::: Records for this task
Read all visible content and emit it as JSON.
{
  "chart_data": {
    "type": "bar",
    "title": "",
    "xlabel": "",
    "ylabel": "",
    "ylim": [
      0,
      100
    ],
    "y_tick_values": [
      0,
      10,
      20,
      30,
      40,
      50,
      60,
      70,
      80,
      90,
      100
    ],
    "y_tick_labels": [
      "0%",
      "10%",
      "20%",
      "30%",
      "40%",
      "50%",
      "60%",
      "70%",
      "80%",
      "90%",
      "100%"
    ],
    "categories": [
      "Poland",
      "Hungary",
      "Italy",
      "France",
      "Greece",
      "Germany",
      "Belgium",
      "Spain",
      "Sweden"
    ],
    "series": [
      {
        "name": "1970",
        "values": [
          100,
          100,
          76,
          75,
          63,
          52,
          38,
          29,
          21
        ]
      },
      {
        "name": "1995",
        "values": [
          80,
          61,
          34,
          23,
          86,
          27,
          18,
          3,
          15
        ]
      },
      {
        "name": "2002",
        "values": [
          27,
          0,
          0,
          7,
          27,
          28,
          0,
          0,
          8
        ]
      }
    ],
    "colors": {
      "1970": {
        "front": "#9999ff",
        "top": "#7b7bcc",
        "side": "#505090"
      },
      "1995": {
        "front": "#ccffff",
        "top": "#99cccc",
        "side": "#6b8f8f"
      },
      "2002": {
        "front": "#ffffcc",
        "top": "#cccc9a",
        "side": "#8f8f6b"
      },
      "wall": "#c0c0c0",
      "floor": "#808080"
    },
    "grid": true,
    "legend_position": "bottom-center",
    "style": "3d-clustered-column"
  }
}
::::::
= Problem =
Make an exact copy of the listing, including every line.

= Task solution =
Read all visible content and emit it as JSON.
{
  "chart_data": {
    "type": "bar",
    "title": "",
    "xlabel": "",
    "ylabel": "",
    "ylim": [
      0,
      100
    ],
    "y_tick_values": [
      0,
      10,
      20,
      30,
      40,
      50,
      60,
      70,
      80,
      90,
      100
    ],
    "y_tick_labels": [
      "0%",
      "10%",
      "20%",
      "30%",
      "40%",
      "50%",
      "60%",
      "70%",
      "80%",
      "90%",
      "100%"
    ],
    "categories": [
      "Poland",
      "Hungary",
      "Italy",
      "France",
      "Greece",
      "Germany",
      "Belgium",
      "Spain",
      "Sweden"
    ],
    "series": [
      {
        "name": "1970",
        "values": [
          100,
          100,
          76,
          75,
          63,
          52,
          38,
          29,
          21
        ]
      },
      {
        "name": "1995",
        "values": [
          80,
          61,
          34,
          23,
          86,
          27,
          18,
          3,
          15
        ]
      },
      {
        "name": "2002",
        "values": [
          27,
          0,
          0,
          7,
          27,
          28,
          0,
          0,
          8
        ]
      }
    ],
    "colors": {
      "1970": {
        "front": "#9999ff",
        "top": "#7b7bcc",
        "side": "#505090"
      },
      "1995": {
        "front": "#ccffff",
        "top": "#99cccc",
        "side": "#6b8f8f"
      },
      "2002": {
        "front": "#ffffcc",
        "top": "#cccc9a",
        "side": "#8f8f6b"
      },
      "wall": "#c0c0c0",
      "floor": "#808080"
    },
    "grid": true,
    "legend_position": "bottom-center",
    "style": "3d-clustered-column"
  }
}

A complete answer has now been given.